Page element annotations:
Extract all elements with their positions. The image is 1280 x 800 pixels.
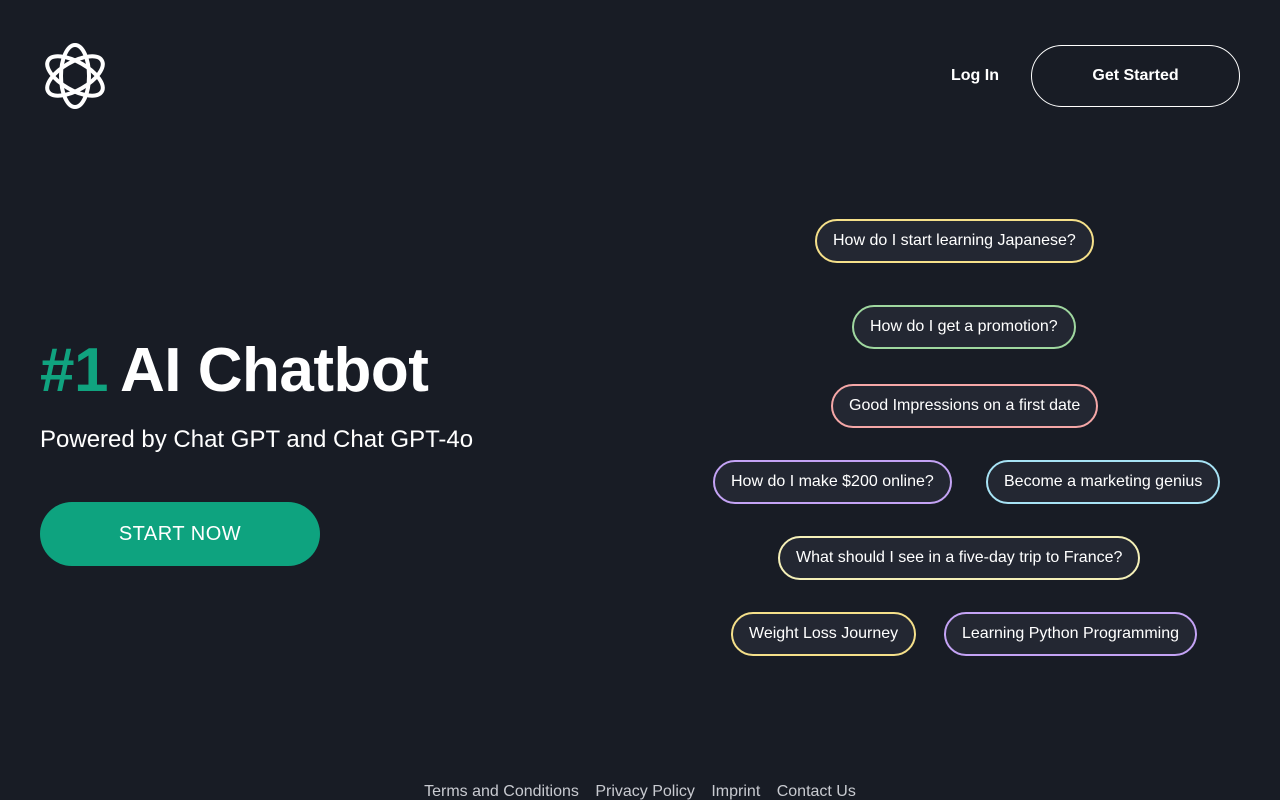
openai-knot-icon[interactable] <box>40 40 110 112</box>
prompt-chip-weight-loss[interactable]: Weight Loss Journey <box>731 612 917 656</box>
contact-link[interactable]: Contact Us <box>777 783 856 800</box>
hero-title: #1 AI Chatbot <box>40 336 429 406</box>
terms-link[interactable]: Terms and Conditions <box>424 783 579 800</box>
login-link[interactable]: Log In <box>936 60 1014 92</box>
landing-page: Log In Get Started #1 AI Chatbot Powered … <box>0 0 1280 800</box>
hero-title-text: AI Chatbot <box>119 336 429 405</box>
hero-subtitle: Powered by Chat GPT and Chat GPT-4o <box>40 426 474 453</box>
prompt-chip-python[interactable]: Learning Python Programming <box>944 612 1198 656</box>
prompt-chip-first-date[interactable]: Good Impressions on a first date <box>831 384 1099 428</box>
hero-rank: #1 <box>40 336 108 405</box>
footer-links: Terms and Conditions Privacy Policy Impr… <box>0 780 1280 800</box>
prompt-chip-make-money[interactable]: How do I make $200 online? <box>713 460 952 504</box>
privacy-link[interactable]: Privacy Policy <box>595 783 695 800</box>
prompt-chip-promotion[interactable]: How do I get a promotion? <box>852 305 1076 349</box>
prompt-chip-marketing[interactable]: Become a marketing genius <box>986 460 1221 504</box>
imprint-link[interactable]: Imprint <box>711 783 760 800</box>
prompt-chip-japanese[interactable]: How do I start learning Japanese? <box>815 219 1094 263</box>
start-now-button[interactable]: START NOW <box>40 502 320 566</box>
get-started-button[interactable]: Get Started <box>1031 45 1240 107</box>
prompt-chip-france-trip[interactable]: What should I see in a five-day trip to … <box>778 536 1141 580</box>
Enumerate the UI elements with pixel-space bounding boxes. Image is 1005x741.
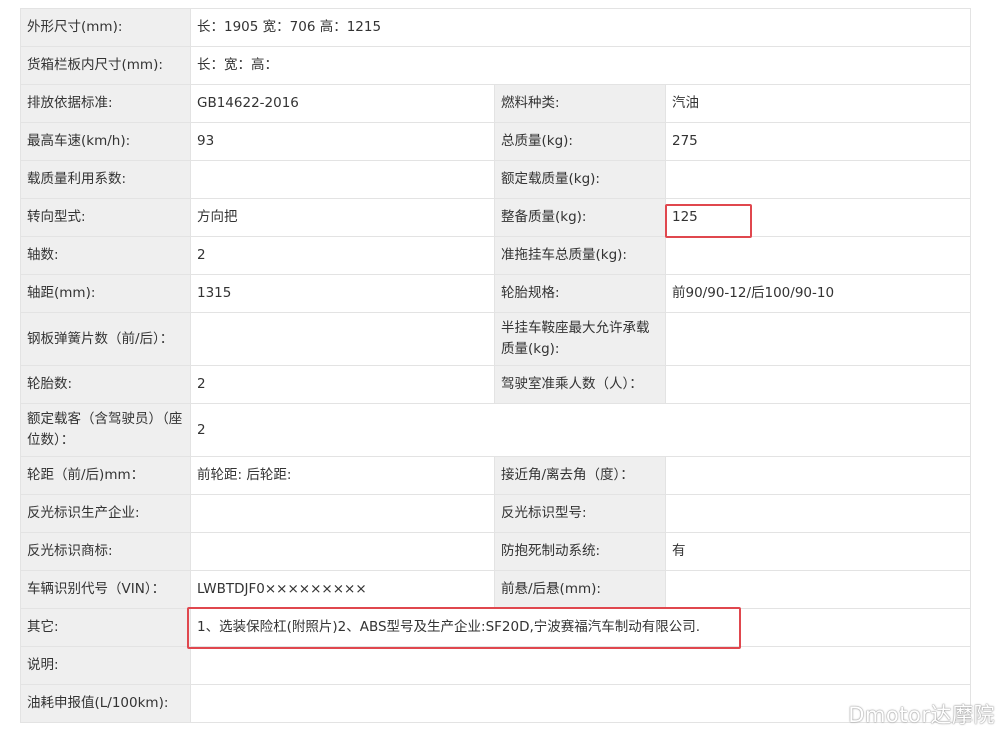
label-notes: 说明:	[20, 646, 191, 685]
value-tire-count: 2	[190, 365, 495, 404]
label-other: 其它:	[20, 608, 191, 647]
value-reflector-model	[664, 494, 972, 533]
label-total-mass: 总质量(kg):	[494, 122, 666, 161]
label-wheelbase: 轴距(mm):	[20, 274, 191, 313]
row-load-factor: 载质量利用系数: 额定载质量(kg):	[20, 160, 972, 199]
value-cargo-box: 长：宽：高：	[189, 46, 972, 85]
label-fuel: 燃料种类:	[494, 84, 666, 123]
label-cargo-box: 货箱栏板内尺寸(mm):	[20, 46, 191, 85]
label-load-factor: 载质量利用系数:	[20, 160, 191, 199]
value-total-mass: 275	[664, 122, 972, 161]
value-overhang	[664, 570, 972, 609]
value-tire-spec: 前90/90-12/后100/90-10	[664, 274, 972, 313]
row-tires: 轮胎数: 2 驾驶室准乘人数（人）：	[20, 365, 972, 404]
value-reflector-brand	[190, 532, 495, 571]
label-dimensions: 外形尺寸(mm):	[20, 8, 191, 47]
label-reflector-brand: 反光标识商标:	[20, 532, 191, 571]
label-trailer-mass: 准拖挂车总质量(kg):	[494, 236, 666, 275]
label-reflector-model: 反光标识型号:	[494, 494, 666, 533]
value-axles: 2	[190, 236, 495, 275]
label-rated-passengers: 额定载客（含驾驶员）（座位数）：	[20, 403, 191, 457]
value-steering: 方向把	[190, 198, 495, 237]
label-leaf-spring: 钢板弹簧片数（前/后）：	[20, 312, 191, 366]
label-fuel-consumption: 油耗申报值(L/100km):	[20, 684, 191, 723]
row-reflector-brand: 反光标识商标: 防抱死制动系统: 有	[20, 532, 972, 571]
row-axles: 轴数: 2 准拖挂车总质量(kg):	[20, 236, 972, 275]
value-vin: LWBTDJF0×××××××××	[190, 570, 495, 609]
label-axles: 轴数:	[20, 236, 191, 275]
row-track: 轮距（前/后)mm： 前轮距: 后轮距: 接近角/离去角（度）：	[20, 456, 972, 495]
row-speed: 最高车速(km/h): 93 总质量(kg): 275	[20, 122, 972, 161]
label-abs: 防抱死制动系统:	[494, 532, 666, 571]
value-abs: 有	[664, 532, 972, 571]
curb-mass-highlight	[665, 204, 752, 238]
value-reflector-maker	[190, 494, 495, 533]
value-emission: GB14622-2016	[190, 84, 495, 123]
label-max-speed: 最高车速(km/h):	[20, 122, 191, 161]
row-passengers: 额定载客（含驾驶员）（座位数）： 2	[20, 403, 972, 457]
row-notes: 说明:	[20, 646, 972, 685]
value-track: 前轮距: 后轮距:	[190, 456, 495, 495]
value-max-speed: 93	[190, 122, 495, 161]
label-track: 轮距（前/后)mm：	[20, 456, 191, 495]
row-steering: 转向型式: 方向把 整备质量(kg): 125	[20, 198, 972, 237]
label-tire-count: 轮胎数:	[20, 365, 191, 404]
value-wheelbase: 1315	[190, 274, 495, 313]
other-highlight	[187, 607, 741, 649]
row-fuel-consumption: 油耗申报值(L/100km):	[20, 684, 972, 723]
row-emission: 排放依据标准: GB14622-2016 燃料种类: 汽油	[20, 84, 972, 123]
label-approach-angle: 接近角/离去角（度）：	[494, 456, 666, 495]
value-trailer-mass	[664, 236, 972, 275]
value-dimensions: 长：1905 宽：706 高：1215	[189, 8, 972, 47]
value-rated-passengers: 2	[189, 403, 972, 457]
row-dimensions: 外形尺寸(mm): 长：1905 宽：706 高：1215	[20, 8, 972, 47]
label-emission: 排放依据标准:	[20, 84, 191, 123]
value-approach-angle	[664, 456, 972, 495]
label-tire-spec: 轮胎规格:	[494, 274, 666, 313]
row-wheelbase: 轴距(mm): 1315 轮胎规格: 前90/90-12/后100/90-10	[20, 274, 972, 313]
watermark: Dmotor达摩院	[848, 703, 995, 727]
label-reflector-maker: 反光标识生产企业:	[20, 494, 191, 533]
row-vin: 车辆识别代号（VIN）： LWBTDJF0××××××××× 前悬/后悬(mm)…	[20, 570, 972, 609]
value-load-factor	[190, 160, 495, 199]
label-rated-load: 额定载质量(kg):	[494, 160, 666, 199]
value-rated-load	[664, 160, 972, 199]
label-cab-capacity: 驾驶室准乘人数（人）：	[494, 365, 666, 404]
label-overhang: 前悬/后悬(mm):	[494, 570, 666, 609]
value-saddle-load	[664, 312, 972, 366]
label-saddle-load: 半挂车鞍座最大允许承载质量(kg):	[494, 312, 666, 366]
label-steering: 转向型式:	[20, 198, 191, 237]
value-fuel: 汽油	[664, 84, 972, 123]
value-notes	[189, 646, 972, 685]
value-leaf-spring	[190, 312, 495, 366]
label-vin: 车辆识别代号（VIN）：	[20, 570, 191, 609]
row-cargo-box: 货箱栏板内尺寸(mm): 长：宽：高：	[20, 46, 972, 85]
value-cab-capacity	[664, 365, 972, 404]
label-curb-mass: 整备质量(kg):	[494, 198, 666, 237]
row-reflector-maker: 反光标识生产企业: 反光标识型号:	[20, 494, 972, 533]
row-leaf-spring: 钢板弹簧片数（前/后）： 半挂车鞍座最大允许承载质量(kg):	[20, 312, 972, 366]
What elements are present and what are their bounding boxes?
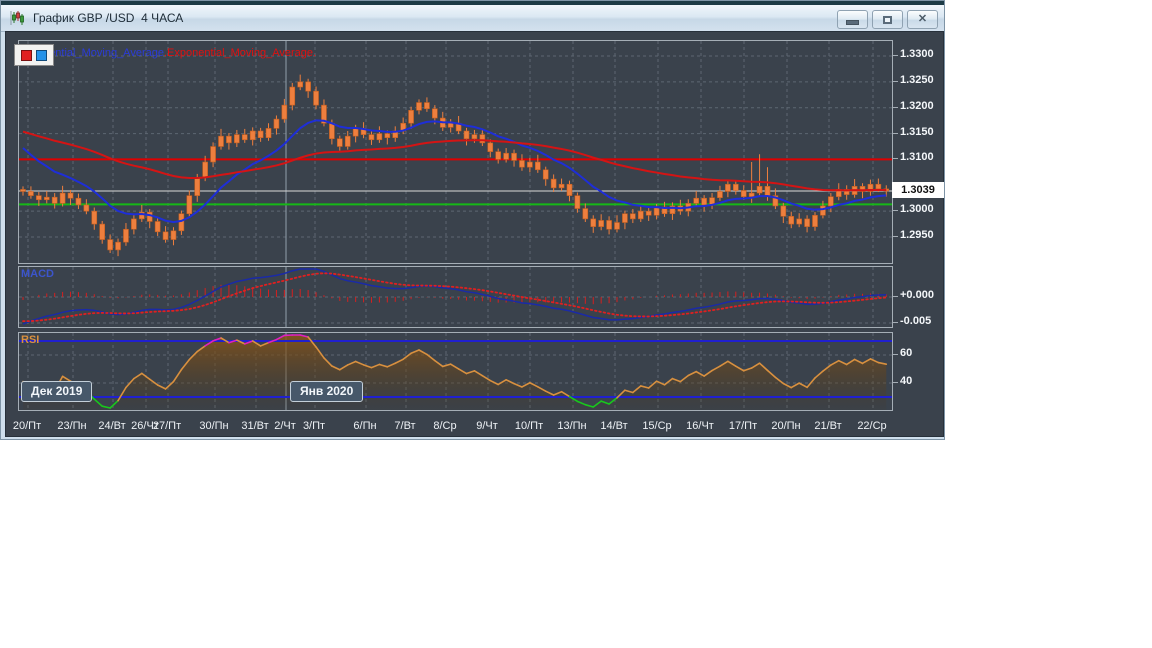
date-axis-tick: 21/Вт [814, 420, 842, 432]
date-axis-tick: 17/Пт [728, 420, 758, 432]
close-button[interactable]: ✕ [907, 10, 938, 29]
price-axis-tick: 1.3100 [900, 151, 934, 164]
maximize-button[interactable] [872, 10, 903, 29]
month-badge-dec-2019: Дек 2019 [21, 381, 93, 402]
rsi-axis-tick: 40 [900, 375, 913, 387]
macd-axis-tickmark [892, 296, 898, 297]
minimize-button[interactable] [837, 10, 868, 29]
price-pane[interactable] [18, 40, 893, 264]
price-axis-tick: 1.3300 [900, 47, 934, 60]
blue-indicator-swatch[interactable] [36, 49, 47, 61]
macd-axis-tick: -0.005 [900, 315, 932, 327]
price-axis-tick: 1.2950 [900, 228, 934, 241]
red-indicator-swatch[interactable] [21, 49, 32, 61]
date-axis-tick: 8/Ср [433, 420, 457, 432]
date-axis-tick: 27/Пт [152, 420, 182, 432]
rsi-pane[interactable] [18, 332, 893, 411]
date-axis-tick: 15/Ср [642, 420, 672, 432]
indicator-swatches[interactable] [14, 44, 54, 66]
price-axis-tickmark [892, 132, 898, 134]
price-axis-tickmark [892, 158, 898, 160]
date-axis-tick: 16/Чт [686, 420, 714, 432]
rsi-axis-tick: 60 [900, 346, 913, 359]
price-axis-tickmark [892, 80, 898, 82]
window-controls: ✕ [837, 10, 938, 29]
date-axis-tick: 20/Пн [771, 420, 801, 432]
month-badge-jan-2020: Янв 2020 [290, 381, 364, 402]
maximize-icon [883, 15, 892, 24]
macd-axis-tickmark [892, 322, 898, 323]
chart-window: График GBP /USD 4 ЧАСА ✕ Exponential_Mov… [0, 0, 945, 440]
macd-axis-tick: +0.000 [900, 289, 934, 301]
rsi-axis-tickmark [892, 353, 898, 355]
price-axis-tickmark [892, 54, 898, 56]
date-axis-tick: 9/Чт [476, 420, 498, 432]
current-price-label: 1.3039 [892, 182, 944, 198]
price-axis-tickmark [892, 210, 898, 212]
window-title: График GBP /USD 4 ЧАСА [33, 11, 184, 25]
minimize-icon [846, 20, 859, 25]
date-axis-tick: 30/Пн [199, 420, 229, 432]
price-axis-tick: 1.3250 [900, 73, 934, 86]
indicator-legend: Exponential_Moving_Average.Exponential_M… [18, 47, 316, 59]
price-axis-tick: 1.3000 [900, 203, 934, 216]
legend-ema-red: .Exponential_Moving_Average. [163, 47, 317, 59]
title-bar[interactable]: График GBP /USD 4 ЧАСА ✕ [1, 5, 944, 32]
date-axis-tick: 3/Пт [302, 420, 326, 432]
price-axis-tick: 1.3150 [900, 125, 934, 138]
macd-indicator-label: MACD [21, 268, 54, 280]
date-axis-tick: 13/Пн [557, 420, 587, 432]
date-axis-tick: 10/Пт [514, 420, 544, 432]
rsi-axis-tickmark [892, 382, 898, 383]
date-axis-tick: 14/Вт [600, 420, 628, 432]
date-axis-tick: 22/Ср [857, 420, 887, 432]
price-axis-tickmark [892, 235, 898, 237]
rsi-indicator-label: RSI [21, 334, 40, 346]
candlestick-chart-icon [10, 11, 24, 25]
price-axis-tickmark [892, 106, 898, 108]
close-icon: ✕ [917, 13, 928, 25]
chart-client-area: Exponential_Moving_Average.Exponential_M… [5, 31, 944, 437]
macd-pane[interactable] [18, 266, 893, 328]
date-axis-tick: 20/Пт [12, 420, 42, 432]
price-axis-tick: 1.3200 [900, 99, 934, 112]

Task directions: Can you format the part of the items above that opens with the line containing "646, 191, 685]" and closes with the line containing "46, 191, 85]" as a Markdown table, with a "Row" column numbering each line and a "Text" column holding the line itself, skipping blank lines?

Expected answer:
| Row | Text |
|---|---|
| 1 | label-notes: 说明:	[20, 646, 191, 685] |
| 2 | value-tire-count: 2	[190, 365, 495, 404] |
| 3 | label-other: 其它:	[20, 608, 191, 647] |
| 4 | value-reflector-model	[664, 494, 972, 533] |
| 5 | label-total-mass: 总质量(kg):	[494, 122, 666, 161] |
| 6 | label-wheelbase: 轴距(mm):	[20, 274, 191, 313] |
| 7 | row-load-factor: 载质量利用系数: 额定载质量(kg):	[20, 160, 972, 199] |
| 8 | value-cargo-box: 长：宽：高：	[189, 46, 972, 85] |
| 9 | label-fuel: 燃料种类:	[494, 84, 666, 123] |
| 10 | label-cargo-box: 货箱栏板内尺寸(mm):	[20, 46, 191, 85] |